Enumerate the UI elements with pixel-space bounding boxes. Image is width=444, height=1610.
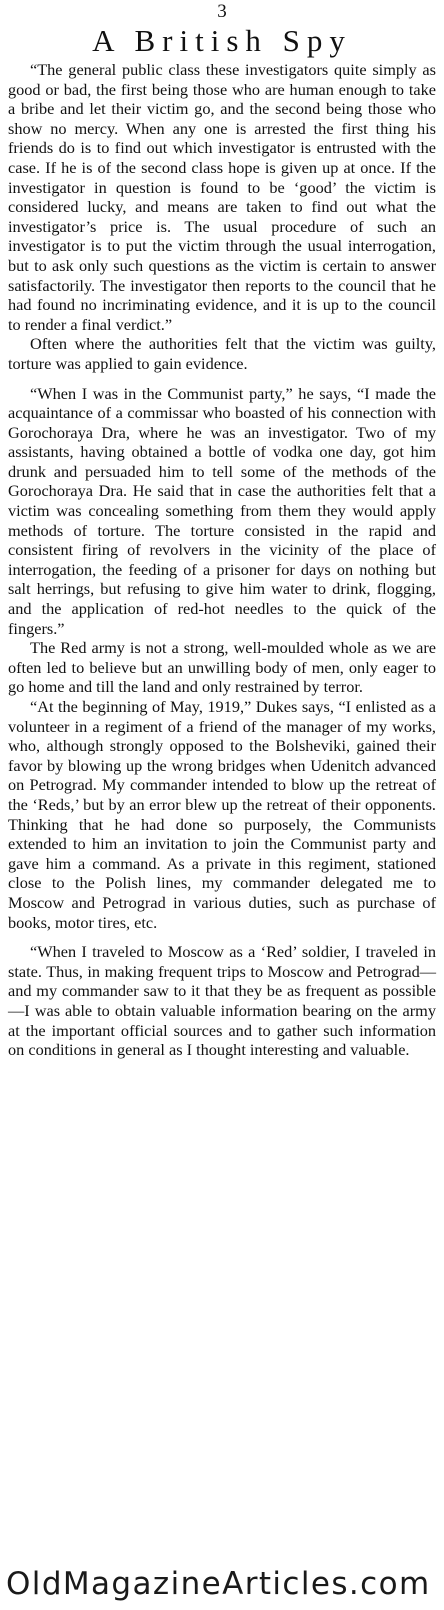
article-title: A British Spy xyxy=(92,23,352,58)
page-number: 3 xyxy=(217,1,227,22)
paragraph-torture-intro: Often where the authorities felt that the victim was guilty, torture was applied to gain evidence. xyxy=(8,334,436,373)
paragraph-commissar-account: “When I was in the Communist party,” he says, “I made the acquaintance of a commissar who boasted of his connection with Gorochoraya Dra, where he was an investigator. Two of my assistants, having obtained a bottle of vodka one day, got him drunk and persuaded him to tell some of the methods of the Gorochoraya Dra. He said that in case the authorities felt that a victim was concealing something from them they would apply methods of torture. The torture consisted in the rapid and consistent firing of revolvers in the vicinity of the place of interrogation, the feeding of a prisoner for days on nothing but salt herrings, but refusing to give him water to drink, flogging, and the application of red-hot needles to the quick of the fingers.” xyxy=(8,383,436,638)
paragraph-red-army: The Red army is not a strong, well-moulded whole as we are often led to believe but an unwilling body of men, only eager to go home and till the land and only restrained by terror. xyxy=(8,638,436,697)
site-watermark: OldMagazineArticles.com xyxy=(6,1566,431,1602)
paragraph-enlistment: “At the beginning of May, 1919,” Dukes says, “I enlisted as a volunteer in a regiment of a friend of the manager of my works, who, although strongly opposed to the Bolsheviki, gained their favor by blowing up the wrong bridges when Udenitch advanced on Petrograd. My commander intended to blow up the retreat of the ‘Reds,’ but by an error blew up the retreat of their opponents. Thinking that he had done so purposely, the Communists extended to him an invitation to join the Communist party and gave him a command. As a private in this regiment, stationed close to the Polish lines, my commander delegated me to Moscow and Petrograd in various duties, such as purchase of books, motor tires, etc. xyxy=(8,697,436,932)
article-body xyxy=(8,60,436,1060)
paragraph-travel-moscow: “When I traveled to Moscow as a ‘Red’ soldier, I traveled in state. Thus, in making frequent trips to Moscow and Petrograd—and my commander saw to it that they be as frequent as possible—I was able to obtain valuable information bearing on the army at the important official sources and to gather such information on conditions in general as I thought interesting and valuable. xyxy=(8,942,436,1060)
paragraph-investigator-classes: “The general public class these investigators quite simply as good or bad, the first being those who are human enough to take a bribe and let their victim go, and the second being those who show no mercy. When any one is arrested the first thing his friends do is to find out which investigator is entrusted with the case. If he is of the second class hope is given up at once. If the investigator in question is found to be ‘good’ the victim is considered lucky, and means are taken to find out what the investigator’s price is. The usual procedure of such an investigator is to put the victim through the usual interrogation, but to ask only such questions as the victim is certain to answer satisfactorily. The investigator then reports to the council that he had found no incriminating evidence, and it is up to the council to render a final verdict.” xyxy=(8,60,436,334)
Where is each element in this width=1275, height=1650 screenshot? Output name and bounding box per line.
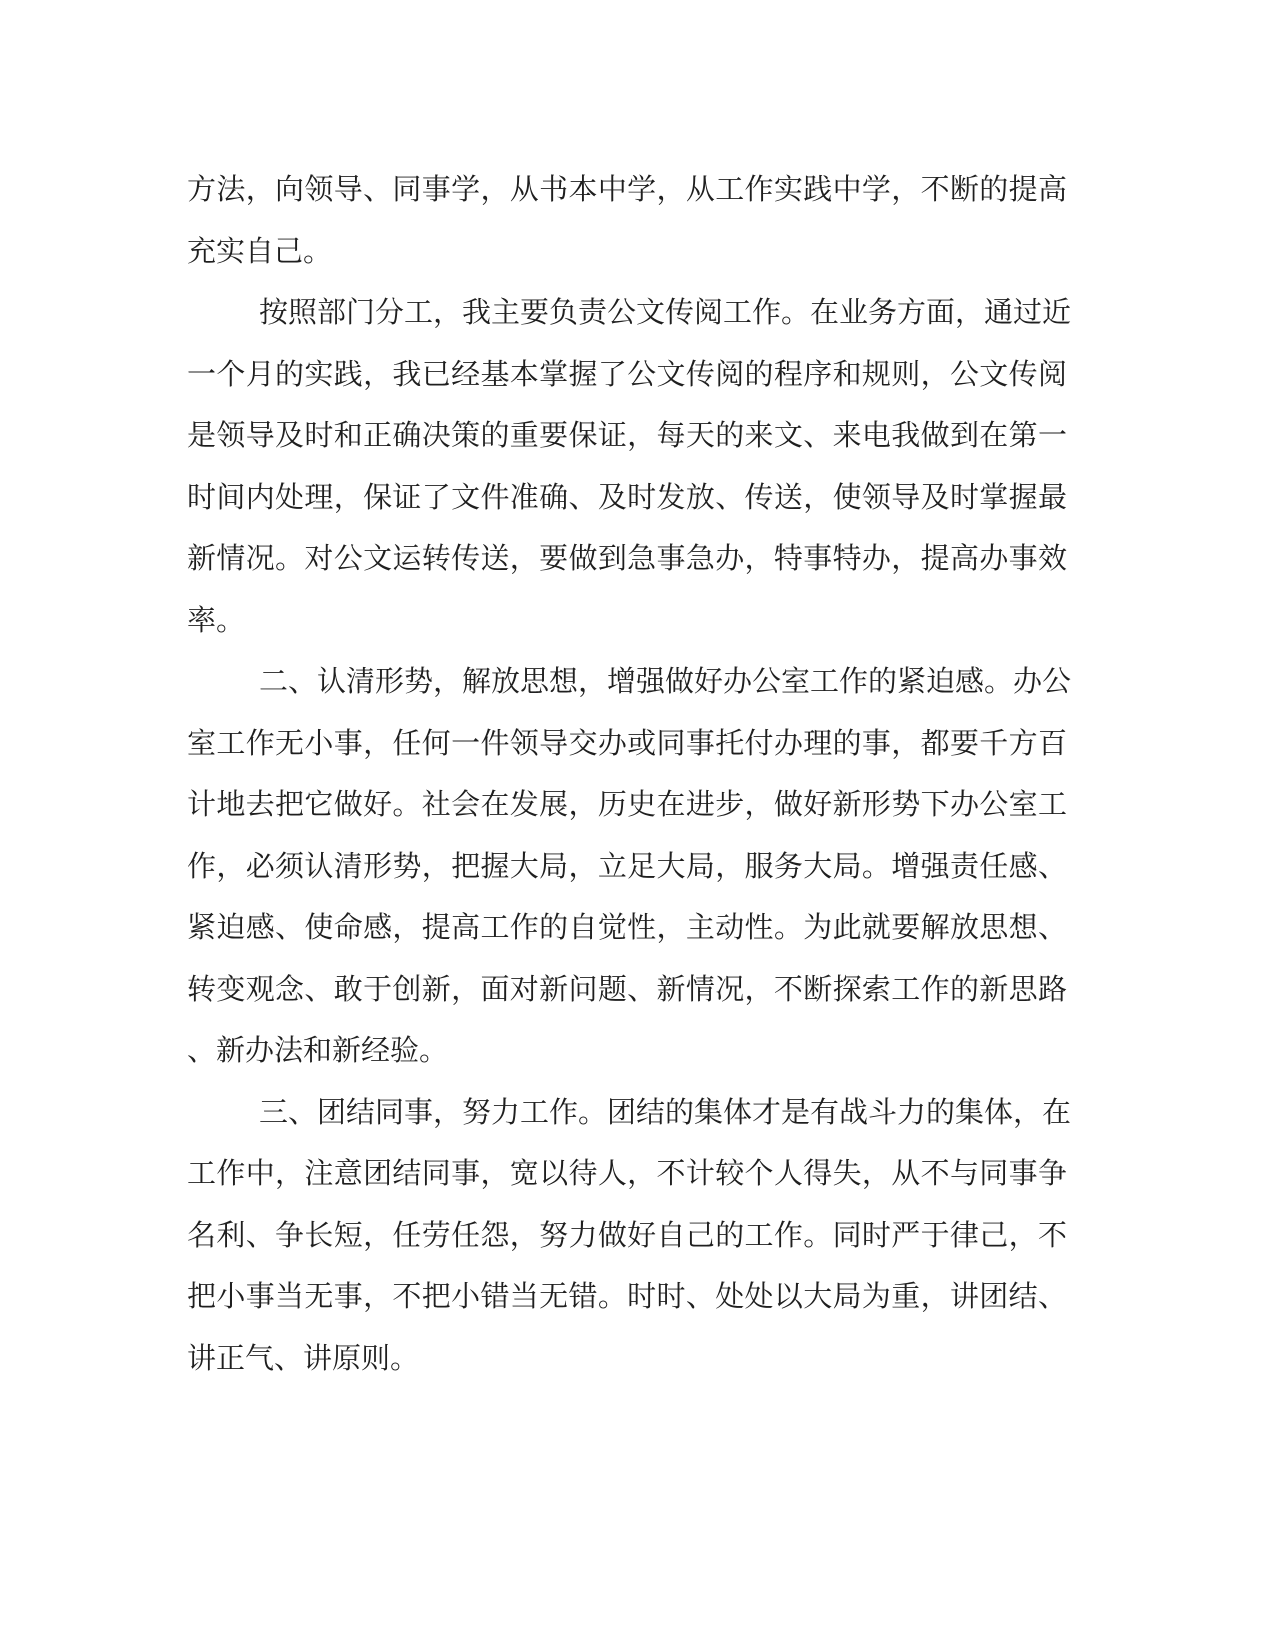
paragraph-first-line: 三、团结同事，努力工作。团结的集体才是有战斗力的集体，在 <box>259 1094 1072 1129</box>
text-line: 率。 <box>187 602 246 637</box>
paragraph-first-line: 二、认清形势，解放思想，增强做好办公室工作的紧迫感。办公 <box>259 664 1072 698</box>
text-line: 时间内处理，保证了文件准确、及时发放、传送，使领导及时掌握最 <box>187 479 1067 514</box>
text-line: 计地去把它做好。社会在发展，历史在进步，做好新形势下办公室工 <box>187 787 1067 821</box>
document-body <box>187 159 1072 1389</box>
paragraph-first-line: 按照部门分工，我主要负责公文传阅工作。在业务方面，通过近 <box>259 295 1072 329</box>
text-line: 方法，向领导、同事学，从书本中学，从工作实践中学，不断的提高 <box>187 172 1067 206</box>
text-line: 室工作无小事，任何一件领导交办或同事托付办理的事，都要千方百 <box>187 725 1067 760</box>
text-line: 作，必须认清形势，把握大局，立足大局，服务大局。增强责任感、 <box>187 848 1067 883</box>
text-line: 转变观念、敢于创新，面对新问题、新情况，不断探索工作的新思路 <box>187 971 1067 1006</box>
text-line: 是领导及时和正确决策的重要保证，每天的来文、来电我做到在第一 <box>187 418 1067 452</box>
text-line: 讲正气、讲原则。 <box>187 1340 420 1375</box>
text-line: 、新办法和新经验。 <box>187 1033 449 1067</box>
text-line: 名利、争长短，任劳任怨，努力做好自己的工作。同时严于律己，不 <box>187 1217 1067 1252</box>
text-line: 充实自己。 <box>187 233 333 268</box>
text-line: 一个月的实践，我已经基本掌握了公文传阅的程序和规则，公文传阅 <box>187 356 1067 391</box>
text-line: 工作中，注意团结同事，宽以待人，不计较个人得失，从不与同事争 <box>187 1156 1067 1190</box>
text-line: 把小事当无事，不把小错当无错。时时、处处以大局为重，讲团结、 <box>187 1279 1067 1313</box>
text-line: 新情况。对公文运转传送，要做到急事急办，特事特办，提高办事效 <box>187 541 1067 575</box>
text-line: 紧迫感、使命感，提高工作的自觉性，主动性。为此就要解放思想、 <box>187 910 1067 944</box>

■ ■ ■ ■ ■ ■ ■

Turn every line of the records into a numbered list, skipping any blank lines. Leave out the pictures.

Answer in full ::
1. Enumerate the UI elements with pixel-space bounding boxes. Image is width=444, height=1610.
2. article-title: A British Spy xyxy=(92,23,352,58)
3. page-number: 3 xyxy=(217,1,227,22)
4. paragraph-torture-intro: Often where the authorities felt that the victim was guilty, torture was applied to gain evidence. xyxy=(8,334,436,373)
5. paragraph-commissar-account: “When I was in the Communist party,” he says, “I made the acquaintance of a commissar who boasted of his connection with Gorochoraya Dra, where he was an investigator. Two of my assistants, having obtained a bottle of vodka one day, got him drunk and persuaded him to tell some of the methods of the Gorochoraya Dra. He said that in case the authorities felt that a victim was concealing something from them they would apply methods of torture. The torture consisted in the rapid and consistent firing of revolvers in the vicinity of the place of interrogation, the feeding of a prisoner for days on nothing but salt herrings, but refusing to give him water to drink, flogging, and the application of red-hot needles to the quick of the fingers.” xyxy=(8,383,436,638)
6. paragraph-red-army: The Red army is not a strong, well-moulded whole as we are often led to believe but an unwilling body of men, only eager to go home and till the land and only restrained by terror. xyxy=(8,638,436,697)
7. site-watermark: OldMagazineArticles.com xyxy=(6,1566,431,1602)
8. paragraph-enlistment: “At the beginning of May, 1919,” Dukes says, “I enlisted as a volunteer in a regiment of a friend of the manager of my works, who, although strongly opposed to the Bolsheviki, gained their favor by blowing up the wrong bridges when Udenitch advanced on Petrograd. My commander intended to blow up the retreat of the ‘Reds,’ but by an error blew up the retreat of their opponents. Thinking that he had done so purposely, the Communists extended to him an invitation to join the Communist party and gave him a command. As a private in this regiment, stationed close to the Polish lines, my commander delegated me to Moscow and Petrograd in various duties, such as purchase of books, motor tires, etc. xyxy=(8,697,436,932)
9. article-body xyxy=(8,60,436,1060)
10. paragraph-travel-moscow: “When I traveled to Moscow as a ‘Red’ soldier, I traveled in state. Thus, in making frequent trips to Moscow and Petrograd—and my commander saw to it that they be as frequent as possible—I was able to obtain valuable information bearing on the army at the important official sources and to gather such information on conditions in general as I thought interesting and valuable. xyxy=(8,942,436,1060)
11. paragraph-investigator-classes: “The general public class these investigators quite simply as good or bad, the first being those who are human enough to take a bribe and let their victim go, and the second being those who show no mercy. When any one is arrested the first thing his friends do is to find out which investigator is entrusted with the case. If he is of the second class hope is given up at once. If the investigator in question is found to be ‘good’ the victim is considered lucky, and means are taken to find out what the investigator’s price is. The usual procedure of such an investigator is to put the victim through the usual interrogation, but to ask only such questions as the victim is certain to answer satisfactorily. The investigator then reports to the council that he had found no incriminating evidence, and it is up to the council to render a final verdict.” xyxy=(8,60,436,334)
12. Where is each element in this width=1275, height=1650 screenshot? Output name and bounding box per line.
13. paragraph-first-line: 三、团结同事，努力工作。团结的集体才是有战斗力的集体，在 <box>259 1094 1072 1129</box>
14. text-line: 率。 <box>187 602 246 637</box>
15. paragraph-first-line: 二、认清形势，解放思想，增强做好办公室工作的紧迫感。办公 <box>259 664 1072 698</box>
16. text-line: 时间内处理，保证了文件准确、及时发放、传送，使领导及时掌握最 <box>187 479 1067 514</box>
17. text-line: 计地去把它做好。社会在发展，历史在进步，做好新形势下办公室工 <box>187 787 1067 821</box>
18. document-body <box>187 159 1072 1389</box>
19. paragraph-first-line: 按照部门分工，我主要负责公文传阅工作。在业务方面，通过近 <box>259 295 1072 329</box>
20. text-line: 方法，向领导、同事学，从书本中学，从工作实践中学，不断的提高 <box>187 172 1067 206</box>
21. text-line: 室工作无小事，任何一件领导交办或同事托付办理的事，都要千方百 <box>187 725 1067 760</box>
22. text-line: 作，必须认清形势，把握大局，立足大局，服务大局。增强责任感、 <box>187 848 1067 883</box>
23. text-line: 转变观念、敢于创新，面对新问题、新情况，不断探索工作的新思路 <box>187 971 1067 1006</box>
24. text-line: 是领导及时和正确决策的重要保证，每天的来文、来电我做到在第一 <box>187 418 1067 452</box>
25. text-line: 讲正气、讲原则。 <box>187 1340 420 1375</box>
26. text-line: 、新办法和新经验。 <box>187 1033 449 1067</box>
27. text-line: 名利、争长短，任劳任怨，努力做好自己的工作。同时严于律己，不 <box>187 1217 1067 1252</box>
28. text-line: 充实自己。 <box>187 233 333 268</box>
29. text-line: 一个月的实践，我已经基本掌握了公文传阅的程序和规则，公文传阅 <box>187 356 1067 391</box>
30. text-line: 工作中，注意团结同事，宽以待人，不计较个人得失，从不与同事争 <box>187 1156 1067 1190</box>
31. text-line: 把小事当无事，不把小错当无错。时时、处处以大局为重，讲团结、 <box>187 1279 1067 1313</box>
32. text-line: 新情况。对公文运转传送，要做到急事急办，特事特办，提高办事效 <box>187 541 1067 575</box>
33. text-line: 紧迫感、使命感，提高工作的自觉性，主动性。为此就要解放思想、 <box>187 910 1067 944</box>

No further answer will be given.